--- START OF Data records ---

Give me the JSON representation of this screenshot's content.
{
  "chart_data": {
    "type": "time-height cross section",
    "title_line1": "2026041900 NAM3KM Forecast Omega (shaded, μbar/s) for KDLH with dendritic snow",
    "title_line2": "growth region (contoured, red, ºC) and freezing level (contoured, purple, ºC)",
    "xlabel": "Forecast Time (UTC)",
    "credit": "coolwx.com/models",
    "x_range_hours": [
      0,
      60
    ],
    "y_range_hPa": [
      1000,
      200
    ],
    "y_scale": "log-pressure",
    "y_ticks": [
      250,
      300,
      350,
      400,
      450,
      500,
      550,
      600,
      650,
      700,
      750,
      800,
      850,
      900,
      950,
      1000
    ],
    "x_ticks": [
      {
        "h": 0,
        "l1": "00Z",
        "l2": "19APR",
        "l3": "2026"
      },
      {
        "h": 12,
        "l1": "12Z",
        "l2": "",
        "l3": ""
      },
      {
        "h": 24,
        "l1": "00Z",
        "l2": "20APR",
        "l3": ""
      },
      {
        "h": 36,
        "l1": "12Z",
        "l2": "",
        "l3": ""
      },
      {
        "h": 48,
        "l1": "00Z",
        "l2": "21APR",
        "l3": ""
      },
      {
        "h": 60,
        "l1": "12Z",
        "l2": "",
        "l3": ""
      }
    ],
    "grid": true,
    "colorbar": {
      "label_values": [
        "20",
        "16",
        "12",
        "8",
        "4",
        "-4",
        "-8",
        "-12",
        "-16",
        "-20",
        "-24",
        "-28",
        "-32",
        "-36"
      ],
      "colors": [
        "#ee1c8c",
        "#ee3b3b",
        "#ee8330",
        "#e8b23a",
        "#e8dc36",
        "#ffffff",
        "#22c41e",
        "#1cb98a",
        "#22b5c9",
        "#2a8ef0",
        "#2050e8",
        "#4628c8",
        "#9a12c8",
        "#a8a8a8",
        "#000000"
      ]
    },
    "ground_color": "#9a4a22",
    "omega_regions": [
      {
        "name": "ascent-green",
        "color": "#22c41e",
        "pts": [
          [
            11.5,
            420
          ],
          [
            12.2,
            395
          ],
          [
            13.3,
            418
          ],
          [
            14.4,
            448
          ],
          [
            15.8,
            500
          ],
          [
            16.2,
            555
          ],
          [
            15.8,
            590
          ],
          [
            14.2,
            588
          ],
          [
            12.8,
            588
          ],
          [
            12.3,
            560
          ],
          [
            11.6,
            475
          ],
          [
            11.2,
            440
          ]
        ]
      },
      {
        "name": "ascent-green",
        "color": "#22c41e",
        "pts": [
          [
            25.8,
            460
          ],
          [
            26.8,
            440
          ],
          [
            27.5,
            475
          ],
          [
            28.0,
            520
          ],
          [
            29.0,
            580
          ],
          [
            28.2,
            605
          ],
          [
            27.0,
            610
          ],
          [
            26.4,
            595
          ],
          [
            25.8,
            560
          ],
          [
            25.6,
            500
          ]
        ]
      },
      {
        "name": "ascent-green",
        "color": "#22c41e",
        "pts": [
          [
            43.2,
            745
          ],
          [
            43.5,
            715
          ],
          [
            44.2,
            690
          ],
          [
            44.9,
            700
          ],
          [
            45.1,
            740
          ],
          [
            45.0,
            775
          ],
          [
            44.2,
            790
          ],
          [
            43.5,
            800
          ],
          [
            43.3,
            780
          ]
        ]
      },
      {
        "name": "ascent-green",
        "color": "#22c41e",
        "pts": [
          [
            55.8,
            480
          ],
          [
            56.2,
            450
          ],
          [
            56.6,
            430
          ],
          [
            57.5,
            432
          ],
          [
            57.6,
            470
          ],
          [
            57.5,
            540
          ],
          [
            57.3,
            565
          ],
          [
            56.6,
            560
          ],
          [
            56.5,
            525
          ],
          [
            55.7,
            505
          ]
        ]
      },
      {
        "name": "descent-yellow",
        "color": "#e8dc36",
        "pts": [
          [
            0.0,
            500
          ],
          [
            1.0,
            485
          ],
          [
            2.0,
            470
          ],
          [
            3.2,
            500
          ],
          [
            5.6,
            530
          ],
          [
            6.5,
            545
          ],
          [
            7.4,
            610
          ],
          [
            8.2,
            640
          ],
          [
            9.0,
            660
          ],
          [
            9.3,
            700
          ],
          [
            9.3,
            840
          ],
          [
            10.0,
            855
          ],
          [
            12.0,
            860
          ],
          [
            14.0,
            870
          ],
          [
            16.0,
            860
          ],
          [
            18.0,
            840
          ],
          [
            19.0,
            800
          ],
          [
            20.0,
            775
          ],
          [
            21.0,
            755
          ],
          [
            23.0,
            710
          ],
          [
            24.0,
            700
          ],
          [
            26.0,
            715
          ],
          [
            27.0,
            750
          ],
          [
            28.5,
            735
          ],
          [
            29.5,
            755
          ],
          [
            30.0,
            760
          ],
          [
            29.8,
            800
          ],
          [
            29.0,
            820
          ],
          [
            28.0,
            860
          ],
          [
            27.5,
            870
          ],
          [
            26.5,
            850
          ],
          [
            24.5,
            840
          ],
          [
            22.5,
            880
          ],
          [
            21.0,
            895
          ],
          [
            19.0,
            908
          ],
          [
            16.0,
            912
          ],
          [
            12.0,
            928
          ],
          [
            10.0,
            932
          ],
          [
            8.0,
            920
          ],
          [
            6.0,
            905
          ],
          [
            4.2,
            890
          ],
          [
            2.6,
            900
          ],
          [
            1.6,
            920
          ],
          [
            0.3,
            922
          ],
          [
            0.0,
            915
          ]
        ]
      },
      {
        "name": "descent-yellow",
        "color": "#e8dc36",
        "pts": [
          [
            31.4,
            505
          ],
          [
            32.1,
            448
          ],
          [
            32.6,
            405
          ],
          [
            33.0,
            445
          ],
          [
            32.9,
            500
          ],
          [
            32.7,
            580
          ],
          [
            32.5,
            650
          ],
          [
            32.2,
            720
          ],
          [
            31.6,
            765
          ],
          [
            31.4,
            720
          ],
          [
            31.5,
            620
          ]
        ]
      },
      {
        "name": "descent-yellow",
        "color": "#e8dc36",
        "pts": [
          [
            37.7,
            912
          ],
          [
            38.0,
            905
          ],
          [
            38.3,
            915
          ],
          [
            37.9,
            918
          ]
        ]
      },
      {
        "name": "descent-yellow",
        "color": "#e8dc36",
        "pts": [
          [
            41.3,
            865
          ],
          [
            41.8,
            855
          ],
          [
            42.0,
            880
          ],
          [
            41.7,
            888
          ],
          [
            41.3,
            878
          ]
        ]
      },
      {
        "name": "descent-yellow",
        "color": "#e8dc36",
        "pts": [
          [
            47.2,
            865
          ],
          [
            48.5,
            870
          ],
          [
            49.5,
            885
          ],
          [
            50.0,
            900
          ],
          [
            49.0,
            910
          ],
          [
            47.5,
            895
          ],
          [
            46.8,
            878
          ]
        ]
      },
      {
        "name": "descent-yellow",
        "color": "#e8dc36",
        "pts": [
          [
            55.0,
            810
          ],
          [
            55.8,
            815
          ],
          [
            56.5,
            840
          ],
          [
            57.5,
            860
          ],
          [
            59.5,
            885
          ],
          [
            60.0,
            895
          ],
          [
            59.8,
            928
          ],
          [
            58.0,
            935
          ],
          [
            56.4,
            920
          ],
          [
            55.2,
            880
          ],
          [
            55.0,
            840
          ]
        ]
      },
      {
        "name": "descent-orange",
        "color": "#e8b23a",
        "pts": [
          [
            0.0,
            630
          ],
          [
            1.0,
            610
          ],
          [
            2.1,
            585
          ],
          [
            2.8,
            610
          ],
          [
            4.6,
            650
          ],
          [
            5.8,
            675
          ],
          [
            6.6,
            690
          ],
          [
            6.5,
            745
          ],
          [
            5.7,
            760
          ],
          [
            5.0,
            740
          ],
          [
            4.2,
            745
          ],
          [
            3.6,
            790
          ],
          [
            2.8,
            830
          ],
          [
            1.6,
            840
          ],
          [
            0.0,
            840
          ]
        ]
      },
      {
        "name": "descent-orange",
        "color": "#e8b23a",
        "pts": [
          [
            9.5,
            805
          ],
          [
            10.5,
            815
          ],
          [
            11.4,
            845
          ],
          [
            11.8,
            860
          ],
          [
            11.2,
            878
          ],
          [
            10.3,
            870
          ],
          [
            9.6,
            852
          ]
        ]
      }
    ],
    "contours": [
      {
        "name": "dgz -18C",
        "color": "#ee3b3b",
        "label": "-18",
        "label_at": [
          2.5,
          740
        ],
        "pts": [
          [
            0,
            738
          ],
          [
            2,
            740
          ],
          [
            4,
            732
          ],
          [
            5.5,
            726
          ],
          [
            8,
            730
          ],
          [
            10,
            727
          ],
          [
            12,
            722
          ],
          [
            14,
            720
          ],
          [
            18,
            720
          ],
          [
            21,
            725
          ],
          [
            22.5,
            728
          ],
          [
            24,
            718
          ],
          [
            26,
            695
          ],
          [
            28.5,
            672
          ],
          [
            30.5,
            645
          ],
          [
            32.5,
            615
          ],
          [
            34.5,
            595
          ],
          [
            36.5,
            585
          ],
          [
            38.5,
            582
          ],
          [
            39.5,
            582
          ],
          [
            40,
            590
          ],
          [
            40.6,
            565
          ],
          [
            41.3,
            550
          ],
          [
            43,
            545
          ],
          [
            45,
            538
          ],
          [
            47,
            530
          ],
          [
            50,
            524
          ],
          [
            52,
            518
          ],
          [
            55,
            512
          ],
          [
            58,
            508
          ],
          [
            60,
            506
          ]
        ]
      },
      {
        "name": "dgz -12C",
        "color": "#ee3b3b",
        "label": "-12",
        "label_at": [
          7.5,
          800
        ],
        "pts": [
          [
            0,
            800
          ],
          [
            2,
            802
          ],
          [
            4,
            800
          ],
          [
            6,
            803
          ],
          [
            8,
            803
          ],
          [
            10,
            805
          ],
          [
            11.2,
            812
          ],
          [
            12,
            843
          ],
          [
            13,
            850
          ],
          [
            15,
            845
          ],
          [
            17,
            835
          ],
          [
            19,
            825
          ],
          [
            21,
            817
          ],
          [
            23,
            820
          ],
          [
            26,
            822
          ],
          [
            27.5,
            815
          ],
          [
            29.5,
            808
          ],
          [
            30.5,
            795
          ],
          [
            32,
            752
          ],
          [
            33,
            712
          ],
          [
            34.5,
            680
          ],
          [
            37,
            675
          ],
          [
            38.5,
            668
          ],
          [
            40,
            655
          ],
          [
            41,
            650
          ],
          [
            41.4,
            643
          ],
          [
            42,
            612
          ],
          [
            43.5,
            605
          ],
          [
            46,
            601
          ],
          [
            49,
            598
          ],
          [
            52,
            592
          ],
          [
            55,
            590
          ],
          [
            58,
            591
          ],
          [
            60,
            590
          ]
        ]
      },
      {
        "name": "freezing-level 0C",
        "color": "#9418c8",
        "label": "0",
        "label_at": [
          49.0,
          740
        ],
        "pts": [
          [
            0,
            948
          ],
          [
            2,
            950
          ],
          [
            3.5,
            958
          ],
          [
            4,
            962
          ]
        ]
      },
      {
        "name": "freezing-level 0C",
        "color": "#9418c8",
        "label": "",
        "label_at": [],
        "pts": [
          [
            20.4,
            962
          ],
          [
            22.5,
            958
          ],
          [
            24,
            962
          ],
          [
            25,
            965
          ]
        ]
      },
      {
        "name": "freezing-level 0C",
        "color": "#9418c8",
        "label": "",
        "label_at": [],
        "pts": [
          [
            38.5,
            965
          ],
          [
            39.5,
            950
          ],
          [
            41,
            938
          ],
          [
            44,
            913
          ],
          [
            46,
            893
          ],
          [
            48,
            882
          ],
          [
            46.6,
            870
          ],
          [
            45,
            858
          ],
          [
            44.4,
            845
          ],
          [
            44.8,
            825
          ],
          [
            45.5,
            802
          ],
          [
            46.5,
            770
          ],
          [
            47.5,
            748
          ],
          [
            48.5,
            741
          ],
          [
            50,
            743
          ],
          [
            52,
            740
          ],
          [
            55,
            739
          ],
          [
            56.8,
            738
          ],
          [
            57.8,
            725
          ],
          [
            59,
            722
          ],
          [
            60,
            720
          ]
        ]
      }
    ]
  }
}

--- END OF Data records ---

== Given problem ==
Among the lines of the material above, how many include the string "Forecast"? Report only that number.

== The output ==
2